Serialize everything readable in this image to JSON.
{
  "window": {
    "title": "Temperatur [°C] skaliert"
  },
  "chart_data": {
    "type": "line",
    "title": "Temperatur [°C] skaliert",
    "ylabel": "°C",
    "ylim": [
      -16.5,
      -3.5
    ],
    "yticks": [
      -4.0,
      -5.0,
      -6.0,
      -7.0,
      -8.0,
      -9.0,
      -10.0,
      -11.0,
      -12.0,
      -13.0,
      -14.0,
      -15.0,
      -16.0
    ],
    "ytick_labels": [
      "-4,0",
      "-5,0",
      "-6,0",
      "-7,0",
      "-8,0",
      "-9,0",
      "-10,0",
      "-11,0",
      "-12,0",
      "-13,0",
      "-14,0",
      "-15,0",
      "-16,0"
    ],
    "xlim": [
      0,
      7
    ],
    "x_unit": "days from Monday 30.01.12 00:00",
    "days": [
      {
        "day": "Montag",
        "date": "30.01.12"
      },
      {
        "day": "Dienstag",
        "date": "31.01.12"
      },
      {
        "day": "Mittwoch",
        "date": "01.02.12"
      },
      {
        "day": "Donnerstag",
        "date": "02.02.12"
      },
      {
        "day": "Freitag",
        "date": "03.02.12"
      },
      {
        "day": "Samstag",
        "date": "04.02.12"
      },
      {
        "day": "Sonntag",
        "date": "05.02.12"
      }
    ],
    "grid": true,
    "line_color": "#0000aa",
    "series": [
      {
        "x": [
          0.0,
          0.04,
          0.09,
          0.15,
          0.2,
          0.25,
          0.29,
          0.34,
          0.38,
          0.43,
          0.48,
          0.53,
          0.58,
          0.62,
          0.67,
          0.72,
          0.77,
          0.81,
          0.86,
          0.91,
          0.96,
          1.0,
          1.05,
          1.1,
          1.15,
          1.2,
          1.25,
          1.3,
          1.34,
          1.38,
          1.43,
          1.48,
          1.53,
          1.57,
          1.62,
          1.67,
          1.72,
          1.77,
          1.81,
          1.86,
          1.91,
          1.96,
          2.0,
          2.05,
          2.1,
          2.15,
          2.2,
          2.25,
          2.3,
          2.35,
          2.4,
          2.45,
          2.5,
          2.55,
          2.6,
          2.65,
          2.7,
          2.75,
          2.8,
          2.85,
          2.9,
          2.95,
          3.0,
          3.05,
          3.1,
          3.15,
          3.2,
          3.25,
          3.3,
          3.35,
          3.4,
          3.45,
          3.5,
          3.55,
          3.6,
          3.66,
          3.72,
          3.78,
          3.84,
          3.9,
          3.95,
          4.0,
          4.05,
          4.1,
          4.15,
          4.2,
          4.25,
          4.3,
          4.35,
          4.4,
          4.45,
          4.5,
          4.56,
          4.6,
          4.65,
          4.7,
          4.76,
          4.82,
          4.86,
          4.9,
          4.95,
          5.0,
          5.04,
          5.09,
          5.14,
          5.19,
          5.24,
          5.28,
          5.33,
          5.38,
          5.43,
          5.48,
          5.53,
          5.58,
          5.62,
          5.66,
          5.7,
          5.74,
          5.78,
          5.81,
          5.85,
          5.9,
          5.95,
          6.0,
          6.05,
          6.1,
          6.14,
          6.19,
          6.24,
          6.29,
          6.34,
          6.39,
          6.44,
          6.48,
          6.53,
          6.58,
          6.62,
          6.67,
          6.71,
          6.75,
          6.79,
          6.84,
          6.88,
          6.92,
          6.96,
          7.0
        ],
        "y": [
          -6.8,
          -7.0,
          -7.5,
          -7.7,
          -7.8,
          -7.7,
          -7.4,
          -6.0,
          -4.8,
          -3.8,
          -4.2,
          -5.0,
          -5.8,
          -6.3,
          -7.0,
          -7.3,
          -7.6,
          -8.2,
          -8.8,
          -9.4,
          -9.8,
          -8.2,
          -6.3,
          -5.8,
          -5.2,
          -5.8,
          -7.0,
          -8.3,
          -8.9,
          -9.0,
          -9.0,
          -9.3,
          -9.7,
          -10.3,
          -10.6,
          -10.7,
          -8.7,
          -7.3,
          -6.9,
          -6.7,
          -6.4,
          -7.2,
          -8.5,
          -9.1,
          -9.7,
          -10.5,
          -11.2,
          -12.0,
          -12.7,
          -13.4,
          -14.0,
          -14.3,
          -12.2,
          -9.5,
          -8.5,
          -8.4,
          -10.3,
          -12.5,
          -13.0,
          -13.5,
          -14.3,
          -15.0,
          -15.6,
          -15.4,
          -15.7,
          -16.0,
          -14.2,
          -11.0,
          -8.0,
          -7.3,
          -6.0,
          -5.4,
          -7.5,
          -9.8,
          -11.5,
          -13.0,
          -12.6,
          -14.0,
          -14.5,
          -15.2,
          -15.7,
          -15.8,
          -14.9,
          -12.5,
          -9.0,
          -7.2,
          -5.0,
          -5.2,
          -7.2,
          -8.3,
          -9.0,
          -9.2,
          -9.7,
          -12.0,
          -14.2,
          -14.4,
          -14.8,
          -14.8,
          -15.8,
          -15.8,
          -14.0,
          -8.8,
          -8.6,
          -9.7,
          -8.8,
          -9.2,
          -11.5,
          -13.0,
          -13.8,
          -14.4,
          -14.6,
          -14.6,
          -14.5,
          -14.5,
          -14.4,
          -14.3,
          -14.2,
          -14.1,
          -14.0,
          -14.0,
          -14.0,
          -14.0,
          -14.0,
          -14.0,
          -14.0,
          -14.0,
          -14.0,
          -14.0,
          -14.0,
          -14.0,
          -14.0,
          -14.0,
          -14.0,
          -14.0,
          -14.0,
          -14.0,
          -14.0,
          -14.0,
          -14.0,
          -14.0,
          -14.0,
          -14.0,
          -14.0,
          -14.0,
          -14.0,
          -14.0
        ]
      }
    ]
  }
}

────────────────────

> _WHAT YOU WILL DO_: Quote all the records exactly, please, leaving none out.

> _CORRECT RESPONSE_:
Serialize everything readable in this image to JSON.
{
  "window": {
    "title": "Temperatur [°C] skaliert"
  },
  "chart_data": {
    "type": "line",
    "title": "Temperatur [°C] skaliert",
    "ylabel": "°C",
    "ylim": [
      -16.5,
      -3.5
    ],
    "yticks": [
      -4.0,
      -5.0,
      -6.0,
      -7.0,
      -8.0,
      -9.0,
      -10.0,
      -11.0,
      -12.0,
      -13.0,
      -14.0,
      -15.0,
      -16.0
    ],
    "ytick_labels": [
      "-4,0",
      "-5,0",
      "-6,0",
      "-7,0",
      "-8,0",
      "-9,0",
      "-10,0",
      "-11,0",
      "-12,0",
      "-13,0",
      "-14,0",
      "-15,0",
      "-16,0"
    ],
    "xlim": [
      0,
      7
    ],
    "x_unit": "days from Monday 30.01.12 00:00",
    "days": [
      {
        "day": "Montag",
        "date": "30.01.12"
      },
      {
        "day": "Dienstag",
        "date": "31.01.12"
      },
      {
        "day": "Mittwoch",
        "date": "01.02.12"
      },
      {
        "day": "Donnerstag",
        "date": "02.02.12"
      },
      {
        "day": "Freitag",
        "date": "03.02.12"
      },
      {
        "day": "Samstag",
        "date": "04.02.12"
      },
      {
        "day": "Sonntag",
        "date": "05.02.12"
      }
    ],
    "grid": true,
    "line_color": "#0000aa",
    "series": [
      {
        "x": [
          0.0,
          0.04,
          0.09,
          0.15,
          0.2,
          0.25,
          0.29,
          0.34,
          0.38,
          0.43,
          0.48,
          0.53,
          0.58,
          0.62,
          0.67,
          0.72,
          0.77,
          0.81,
          0.86,
          0.91,
          0.96,
          1.0,
          1.05,
          1.1,
          1.15,
          1.2,
          1.25,
          1.3,
          1.34,
          1.38,
          1.43,
          1.48,
          1.53,
          1.57,
          1.62,
          1.67,
          1.72,
          1.77,
          1.81,
          1.86,
          1.91,
          1.96,
          2.0,
          2.05,
          2.1,
          2.15,
          2.2,
          2.25,
          2.3,
          2.35,
          2.4,
          2.45,
          2.5,
          2.55,
          2.6,
          2.65,
          2.7,
          2.75,
          2.8,
          2.85,
          2.9,
          2.95,
          3.0,
          3.05,
          3.1,
          3.15,
          3.2,
          3.25,
          3.3,
          3.35,
          3.4,
          3.45,
          3.5,
          3.55,
          3.6,
          3.66,
          3.72,
          3.78,
          3.84,
          3.9,
          3.95,
          4.0,
          4.05,
          4.1,
          4.15,
          4.2,
          4.25,
          4.3,
          4.35,
          4.4,
          4.45,
          4.5,
          4.56,
          4.6,
          4.65,
          4.7,
          4.76,
          4.82,
          4.86,
          4.9,
          4.95,
          5.0,
          5.04,
          5.09,
          5.14,
          5.19,
          5.24,
          5.28,
          5.33,
          5.38,
          5.43,
          5.48,
          5.53,
          5.58,
          5.62,
          5.66,
          5.7,
          5.74,
          5.78,
          5.81,
          5.85,
          5.9,
          5.95,
          6.0,
          6.05,
          6.1,
          6.14,
          6.19,
          6.24,
          6.29,
          6.34,
          6.39,
          6.44,
          6.48,
          6.53,
          6.58,
          6.62,
          6.67,
          6.71,
          6.75,
          6.79,
          6.84,
          6.88,
          6.92,
          6.96,
          7.0
        ],
        "y": [
          -6.8,
          -7.0,
          -7.5,
          -7.7,
          -7.8,
          -7.7,
          -7.4,
          -6.0,
          -4.8,
          -3.8,
          -4.2,
          -5.0,
          -5.8,
          -6.3,
          -7.0,
          -7.3,
          -7.6,
          -8.2,
          -8.8,
          -9.4,
          -9.8,
          -8.2,
          -6.3,
          -5.8,
          -5.2,
          -5.8,
          -7.0,
          -8.3,
          -8.9,
          -9.0,
          -9.0,
          -9.3,
          -9.7,
          -10.3,
          -10.6,
          -10.7,
          -8.7,
          -7.3,
          -6.9,
          -6.7,
          -6.4,
          -7.2,
          -8.5,
          -9.1,
          -9.7,
          -10.5,
          -11.2,
          -12.0,
          -12.7,
          -13.4,
          -14.0,
          -14.3,
          -12.2,
          -9.5,
          -8.5,
          -8.4,
          -10.3,
          -12.5,
          -13.0,
          -13.5,
          -14.3,
          -15.0,
          -15.6,
          -15.4,
          -15.7,
          -16.0,
          -14.2,
          -11.0,
          -8.0,
          -7.3,
          -6.0,
          -5.4,
          -7.5,
          -9.8,
          -11.5,
          -13.0,
          -12.6,
          -14.0,
          -14.5,
          -15.2,
          -15.7,
          -15.8,
          -14.9,
          -12.5,
          -9.0,
          -7.2,
          -5.0,
          -5.2,
          -7.2,
          -8.3,
          -9.0,
          -9.2,
          -9.7,
          -12.0,
          -14.2,
          -14.4,
          -14.8,
          -14.8,
          -15.8,
          -15.8,
          -14.0,
          -8.8,
          -8.6,
          -9.7,
          -8.8,
          -9.2,
          -11.5,
          -13.0,
          -13.8,
          -14.4,
          -14.6,
          -14.6,
          -14.5,
          -14.5,
          -14.4,
          -14.3,
          -14.2,
          -14.1,
          -14.0,
          -14.0,
          -14.0,
          -14.0,
          -14.0,
          -14.0,
          -14.0,
          -14.0,
          -14.0,
          -14.0,
          -14.0,
          -14.0,
          -14.0,
          -14.0,
          -14.0,
          -14.0,
          -14.0,
          -14.0,
          -14.0,
          -14.0,
          -14.0,
          -14.0,
          -14.0,
          -14.0,
          -14.0,
          -14.0,
          -14.0,
          -14.0
        ]
      }
    ]
  }
}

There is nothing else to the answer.